What to work on
Repeat, line for line, the entries printed below.
- - - - -
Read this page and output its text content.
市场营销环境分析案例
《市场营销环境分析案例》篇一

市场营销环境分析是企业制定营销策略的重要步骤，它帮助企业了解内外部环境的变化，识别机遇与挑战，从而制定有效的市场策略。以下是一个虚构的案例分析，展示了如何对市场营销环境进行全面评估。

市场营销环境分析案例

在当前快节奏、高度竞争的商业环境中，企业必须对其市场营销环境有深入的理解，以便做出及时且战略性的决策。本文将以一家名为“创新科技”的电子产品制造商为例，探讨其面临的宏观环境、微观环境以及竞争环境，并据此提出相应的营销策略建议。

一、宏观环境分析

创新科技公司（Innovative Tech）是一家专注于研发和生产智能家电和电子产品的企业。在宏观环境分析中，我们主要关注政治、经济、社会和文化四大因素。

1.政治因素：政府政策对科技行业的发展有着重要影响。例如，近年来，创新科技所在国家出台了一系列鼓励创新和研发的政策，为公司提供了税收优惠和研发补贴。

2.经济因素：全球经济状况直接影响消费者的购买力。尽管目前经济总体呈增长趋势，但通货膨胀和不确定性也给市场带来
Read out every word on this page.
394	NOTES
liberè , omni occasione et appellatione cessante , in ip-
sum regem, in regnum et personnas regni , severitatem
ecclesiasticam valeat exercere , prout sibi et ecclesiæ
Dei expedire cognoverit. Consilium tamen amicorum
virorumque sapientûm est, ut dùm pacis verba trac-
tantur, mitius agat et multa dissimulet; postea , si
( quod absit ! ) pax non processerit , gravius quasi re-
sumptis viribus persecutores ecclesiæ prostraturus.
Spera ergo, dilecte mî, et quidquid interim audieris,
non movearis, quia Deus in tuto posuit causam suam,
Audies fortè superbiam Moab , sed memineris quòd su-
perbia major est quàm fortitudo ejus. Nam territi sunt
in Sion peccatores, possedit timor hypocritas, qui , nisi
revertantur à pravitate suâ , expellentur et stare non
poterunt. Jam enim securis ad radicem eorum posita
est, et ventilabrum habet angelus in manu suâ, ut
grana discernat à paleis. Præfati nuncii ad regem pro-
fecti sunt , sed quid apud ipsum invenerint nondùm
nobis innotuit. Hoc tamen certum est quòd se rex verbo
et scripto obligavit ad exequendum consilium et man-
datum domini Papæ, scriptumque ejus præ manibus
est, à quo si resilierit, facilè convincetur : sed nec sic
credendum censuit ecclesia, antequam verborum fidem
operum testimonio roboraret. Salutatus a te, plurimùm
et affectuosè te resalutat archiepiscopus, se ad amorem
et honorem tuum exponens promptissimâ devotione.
- - - - -
Answer
Read this page and output its text content.
市场营销环境分析案例
《市场营销环境分析案例》篇一

市场营销环境分析是企业制定营销策略的重要步骤，它帮助企业了解内外部环境的变化，识别机遇与挑战，从而制定有效的市场策略。以下是一个虚构的案例分析，展示了如何对市场营销环境进行全面评估。

市场营销环境分析案例

在当前快节奏、高度竞争的商业环境中，企业必须对其市场营销环境有深入的理解，以便做出及时且战略性的决策。本文将以一家名为“创新科技”的电子产品制造商为例，探讨其面临的宏观环境、微观环境以及竞争环境，并据此提出相应的营销策略建议。

一、宏观环境分析

创新科技公司（Innovative Tech）是一家专注于研发和生产智能家电和电子产品的企业。在宏观环境分析中，我们主要关注政治、经济、社会和文化四大因素。

1.政治因素：政府政策对科技行业的发展有着重要影响。例如，近年来，创新科技所在国家出台了一系列鼓励创新和研发的政策，为公司提供了税收优惠和研发补贴。

2.经济因素：全球经济状况直接影响消费者的购买力。尽管目前经济总体呈增长趋势，但通货膨胀和不确定性也给市场带来
Read out every word on this page.
394	NOTES
liberè , omni occasione et appellatione cessante , in ip-
sum regem, in regnum et personnas regni , severitatem
ecclesiasticam valeat exercere , prout sibi et ecclesiæ
Dei expedire cognoverit. Consilium tamen amicorum
virorumque sapientûm est, ut dùm pacis verba trac-
tantur, mitius agat et multa dissimulet; postea , si
( quod absit ! ) pax non processerit , gravius quasi re-
sumptis viribus persecutores ecclesiæ prostraturus.
Spera ergo, dilecte mî, et quidquid interim audieris,
non movearis, quia Deus in tuto posuit causam suam,
Audies fortè superbiam Moab , sed memineris quòd su-
perbia major est quàm fortitudo ejus. Nam territi sunt
in Sion peccatores, possedit timor hypocritas, qui , nisi
revertantur à pravitate suâ , expellentur et stare non
poterunt. Jam enim securis ad radicem eorum posita
est, et ventilabrum habet angelus in manu suâ, ut
grana discernat à paleis. Præfati nuncii ad regem pro-
fecti sunt , sed quid apud ipsum invenerint nondùm
nobis innotuit. Hoc tamen certum est quòd se rex verbo
et scripto obligavit ad exequendum consilium et man-
datum domini Papæ, scriptumque ejus præ manibus
est, à quo si resilierit, facilè convincetur : sed nec sic
credendum censuit ecclesia, antequam verborum fidem
operum testimonio roboraret. Salutatus a te, plurimùm
et affectuosè te resalutat archiepiscopus, se ad amorem
et honorem tuum exponens promptissimâ devotione.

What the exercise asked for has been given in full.